══ Data listing

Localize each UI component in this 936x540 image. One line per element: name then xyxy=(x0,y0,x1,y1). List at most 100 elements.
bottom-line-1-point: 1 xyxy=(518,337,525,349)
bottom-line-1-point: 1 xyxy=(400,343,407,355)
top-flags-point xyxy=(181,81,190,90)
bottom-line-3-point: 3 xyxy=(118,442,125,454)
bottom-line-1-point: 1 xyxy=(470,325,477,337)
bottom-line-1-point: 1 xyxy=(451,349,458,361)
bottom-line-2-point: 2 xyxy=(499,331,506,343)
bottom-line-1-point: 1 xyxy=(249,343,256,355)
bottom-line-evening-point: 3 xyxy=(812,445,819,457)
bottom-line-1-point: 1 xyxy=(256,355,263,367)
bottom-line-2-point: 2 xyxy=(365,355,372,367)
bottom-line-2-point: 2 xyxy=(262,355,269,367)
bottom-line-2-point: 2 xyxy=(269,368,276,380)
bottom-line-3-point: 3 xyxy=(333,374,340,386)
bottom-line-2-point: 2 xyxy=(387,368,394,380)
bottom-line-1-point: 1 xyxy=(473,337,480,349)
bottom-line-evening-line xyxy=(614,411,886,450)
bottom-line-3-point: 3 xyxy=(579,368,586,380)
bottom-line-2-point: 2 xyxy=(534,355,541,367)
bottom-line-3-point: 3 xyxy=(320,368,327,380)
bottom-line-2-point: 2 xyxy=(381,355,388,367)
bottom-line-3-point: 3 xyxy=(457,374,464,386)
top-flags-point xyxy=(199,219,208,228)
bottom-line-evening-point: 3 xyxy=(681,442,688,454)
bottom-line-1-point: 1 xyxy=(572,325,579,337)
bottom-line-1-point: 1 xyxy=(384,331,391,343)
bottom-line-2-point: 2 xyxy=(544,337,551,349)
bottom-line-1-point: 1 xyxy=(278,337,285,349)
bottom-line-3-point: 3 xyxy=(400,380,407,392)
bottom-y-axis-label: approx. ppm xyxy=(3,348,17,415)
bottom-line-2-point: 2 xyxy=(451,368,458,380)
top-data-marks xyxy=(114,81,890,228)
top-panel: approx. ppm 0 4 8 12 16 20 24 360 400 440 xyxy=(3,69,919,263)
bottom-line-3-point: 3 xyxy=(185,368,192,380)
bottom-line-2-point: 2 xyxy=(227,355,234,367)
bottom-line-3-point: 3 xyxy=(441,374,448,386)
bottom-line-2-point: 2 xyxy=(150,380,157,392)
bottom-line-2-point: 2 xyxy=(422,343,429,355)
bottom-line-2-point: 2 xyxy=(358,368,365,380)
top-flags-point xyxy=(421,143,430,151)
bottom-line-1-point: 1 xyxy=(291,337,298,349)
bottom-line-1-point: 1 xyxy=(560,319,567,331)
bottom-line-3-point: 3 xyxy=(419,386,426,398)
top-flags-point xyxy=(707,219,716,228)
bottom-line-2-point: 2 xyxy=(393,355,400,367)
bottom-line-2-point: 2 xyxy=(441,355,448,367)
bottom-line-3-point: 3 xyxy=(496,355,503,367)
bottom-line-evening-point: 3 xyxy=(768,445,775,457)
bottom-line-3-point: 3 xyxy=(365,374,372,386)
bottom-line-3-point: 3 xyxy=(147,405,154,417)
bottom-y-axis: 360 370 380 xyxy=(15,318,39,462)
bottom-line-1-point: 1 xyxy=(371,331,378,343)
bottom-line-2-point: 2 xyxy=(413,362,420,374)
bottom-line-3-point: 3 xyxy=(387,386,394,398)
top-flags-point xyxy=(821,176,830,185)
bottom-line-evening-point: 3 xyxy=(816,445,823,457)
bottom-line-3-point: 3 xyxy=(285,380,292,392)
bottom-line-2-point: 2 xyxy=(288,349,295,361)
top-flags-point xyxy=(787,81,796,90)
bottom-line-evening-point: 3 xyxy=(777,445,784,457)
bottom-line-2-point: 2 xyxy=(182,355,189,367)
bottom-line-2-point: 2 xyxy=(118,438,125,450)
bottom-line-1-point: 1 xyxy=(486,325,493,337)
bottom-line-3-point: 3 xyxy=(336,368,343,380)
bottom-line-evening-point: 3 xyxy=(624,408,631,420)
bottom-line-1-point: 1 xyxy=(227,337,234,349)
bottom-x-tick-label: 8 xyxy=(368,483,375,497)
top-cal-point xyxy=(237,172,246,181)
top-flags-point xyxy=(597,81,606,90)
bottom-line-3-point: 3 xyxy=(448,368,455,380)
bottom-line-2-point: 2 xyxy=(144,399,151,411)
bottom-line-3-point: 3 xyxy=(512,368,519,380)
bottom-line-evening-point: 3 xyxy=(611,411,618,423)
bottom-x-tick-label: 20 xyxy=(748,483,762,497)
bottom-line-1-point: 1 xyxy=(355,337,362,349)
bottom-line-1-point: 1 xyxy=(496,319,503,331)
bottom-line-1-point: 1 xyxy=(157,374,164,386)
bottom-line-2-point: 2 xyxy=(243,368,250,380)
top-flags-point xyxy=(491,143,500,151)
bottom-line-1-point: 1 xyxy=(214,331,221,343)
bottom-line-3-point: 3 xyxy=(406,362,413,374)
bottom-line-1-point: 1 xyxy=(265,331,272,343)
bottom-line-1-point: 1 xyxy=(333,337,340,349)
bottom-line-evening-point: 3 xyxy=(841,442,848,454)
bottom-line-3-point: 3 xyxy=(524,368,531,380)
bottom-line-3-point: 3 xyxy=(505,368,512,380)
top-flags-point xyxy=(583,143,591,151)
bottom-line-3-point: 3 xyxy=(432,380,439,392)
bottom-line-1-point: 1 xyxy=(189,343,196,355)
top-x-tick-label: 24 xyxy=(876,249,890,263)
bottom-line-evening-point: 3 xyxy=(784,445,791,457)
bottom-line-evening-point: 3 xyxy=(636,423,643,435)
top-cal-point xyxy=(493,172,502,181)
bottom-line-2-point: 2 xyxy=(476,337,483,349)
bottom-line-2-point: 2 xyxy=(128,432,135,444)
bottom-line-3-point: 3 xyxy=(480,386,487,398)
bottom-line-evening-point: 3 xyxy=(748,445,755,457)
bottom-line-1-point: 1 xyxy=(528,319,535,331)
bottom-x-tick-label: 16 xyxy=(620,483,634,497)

════

**Aim of the task**
Rewrite all of the material above, changing every "evening" to "night" and leaving everything else as it is.

**Final answer**
Localize each UI component in this 936x540 image. One line per element: name then xyxy=(x0,y0,x1,y1). List at most 100 elements.
bottom-line-1-point: 1 xyxy=(518,337,525,349)
bottom-line-1-point: 1 xyxy=(400,343,407,355)
top-flags-point xyxy=(181,81,190,90)
bottom-line-3-point: 3 xyxy=(118,442,125,454)
bottom-line-1-point: 1 xyxy=(470,325,477,337)
bottom-line-1-point: 1 xyxy=(451,349,458,361)
bottom-line-2-point: 2 xyxy=(499,331,506,343)
bottom-line-1-point: 1 xyxy=(249,343,256,355)
bottom-line-night-point: 3 xyxy=(812,445,819,457)
bottom-line-1-point: 1 xyxy=(256,355,263,367)
bottom-line-2-point: 2 xyxy=(365,355,372,367)
bottom-line-2-point: 2 xyxy=(262,355,269,367)
bottom-line-2-point: 2 xyxy=(269,368,276,380)
bottom-line-3-point: 3 xyxy=(333,374,340,386)
bottom-line-2-point: 2 xyxy=(387,368,394,380)
bottom-line-1-point: 1 xyxy=(473,337,480,349)
bottom-line-night-line xyxy=(614,411,886,450)
bottom-line-3-point: 3 xyxy=(579,368,586,380)
bottom-line-2-point: 2 xyxy=(534,355,541,367)
bottom-line-3-point: 3 xyxy=(320,368,327,380)
bottom-line-2-point: 2 xyxy=(381,355,388,367)
bottom-line-3-point: 3 xyxy=(457,374,464,386)
top-flags-point xyxy=(199,219,208,228)
bottom-line-night-point: 3 xyxy=(681,442,688,454)
bottom-line-1-point: 1 xyxy=(572,325,579,337)
bottom-line-1-point: 1 xyxy=(384,331,391,343)
bottom-line-2-point: 2 xyxy=(544,337,551,349)
bottom-line-1-point: 1 xyxy=(278,337,285,349)
bottom-line-3-point: 3 xyxy=(400,380,407,392)
bottom-y-axis-label: approx. ppm xyxy=(3,348,17,415)
bottom-line-2-point: 2 xyxy=(451,368,458,380)
top-data-marks xyxy=(114,81,890,228)
top-panel: approx. ppm 0 4 8 12 16 20 24 360 400 440 xyxy=(3,69,919,263)
bottom-line-3-point: 3 xyxy=(185,368,192,380)
bottom-line-2-point: 2 xyxy=(227,355,234,367)
bottom-line-3-point: 3 xyxy=(441,374,448,386)
bottom-line-2-point: 2 xyxy=(150,380,157,392)
bottom-line-2-point: 2 xyxy=(422,343,429,355)
bottom-line-2-point: 2 xyxy=(358,368,365,380)
top-flags-point xyxy=(421,143,430,151)
bottom-line-1-point: 1 xyxy=(291,337,298,349)
bottom-line-1-point: 1 xyxy=(560,319,567,331)
bottom-line-3-point: 3 xyxy=(419,386,426,398)
top-flags-point xyxy=(707,219,716,228)
bottom-line-2-point: 2 xyxy=(393,355,400,367)
bottom-line-2-point: 2 xyxy=(441,355,448,367)
bottom-line-3-point: 3 xyxy=(496,355,503,367)
bottom-line-night-point: 3 xyxy=(768,445,775,457)
bottom-line-3-point: 3 xyxy=(365,374,372,386)
bottom-line-3-point: 3 xyxy=(147,405,154,417)
bottom-y-axis: 360 370 380 xyxy=(15,318,39,462)
bottom-line-1-point: 1 xyxy=(371,331,378,343)
bottom-line-2-point: 2 xyxy=(413,362,420,374)
bottom-line-3-point: 3 xyxy=(387,386,394,398)
top-flags-point xyxy=(821,176,830,185)
bottom-line-night-point: 3 xyxy=(816,445,823,457)
bottom-line-3-point: 3 xyxy=(285,380,292,392)
bottom-line-2-point: 2 xyxy=(288,349,295,361)
top-flags-point xyxy=(787,81,796,90)
bottom-line-night-point: 3 xyxy=(777,445,784,457)
bottom-line-2-point: 2 xyxy=(182,355,189,367)
bottom-line-2-point: 2 xyxy=(118,438,125,450)
bottom-line-1-point: 1 xyxy=(486,325,493,337)
bottom-line-3-point: 3 xyxy=(336,368,343,380)
bottom-line-night-point: 3 xyxy=(624,408,631,420)
bottom-line-1-point: 1 xyxy=(227,337,234,349)
bottom-x-tick-label: 8 xyxy=(368,483,375,497)
top-cal-point xyxy=(237,172,246,181)
top-flags-point xyxy=(597,81,606,90)
bottom-line-3-point: 3 xyxy=(448,368,455,380)
bottom-line-2-point: 2 xyxy=(144,399,151,411)
bottom-line-3-point: 3 xyxy=(512,368,519,380)
bottom-line-night-point: 3 xyxy=(611,411,618,423)
bottom-x-tick-label: 20 xyxy=(748,483,762,497)
bottom-line-1-point: 1 xyxy=(355,337,362,349)
bottom-line-1-point: 1 xyxy=(496,319,503,331)
bottom-line-1-point: 1 xyxy=(157,374,164,386)
bottom-line-2-point: 2 xyxy=(243,368,250,380)
top-flags-point xyxy=(491,143,500,151)
bottom-line-1-point: 1 xyxy=(214,331,221,343)
bottom-line-3-point: 3 xyxy=(406,362,413,374)
bottom-line-1-point: 1 xyxy=(265,331,272,343)
bottom-line-1-point: 1 xyxy=(333,337,340,349)
bottom-line-night-point: 3 xyxy=(841,442,848,454)
bottom-line-3-point: 3 xyxy=(524,368,531,380)
bottom-line-3-point: 3 xyxy=(505,368,512,380)
top-flags-point xyxy=(583,143,591,151)
bottom-line-3-point: 3 xyxy=(432,380,439,392)
bottom-line-1-point: 1 xyxy=(189,343,196,355)
top-x-tick-label: 24 xyxy=(876,249,890,263)
bottom-line-night-point: 3 xyxy=(784,445,791,457)
bottom-line-night-point: 3 xyxy=(636,423,643,435)
top-cal-point xyxy=(493,172,502,181)
bottom-line-2-point: 2 xyxy=(476,337,483,349)
bottom-line-2-point: 2 xyxy=(128,432,135,444)
bottom-line-3-point: 3 xyxy=(480,386,487,398)
bottom-line-night-point: 3 xyxy=(748,445,755,457)
bottom-line-1-point: 1 xyxy=(528,319,535,331)
bottom-x-tick-label: 16 xyxy=(620,483,634,497)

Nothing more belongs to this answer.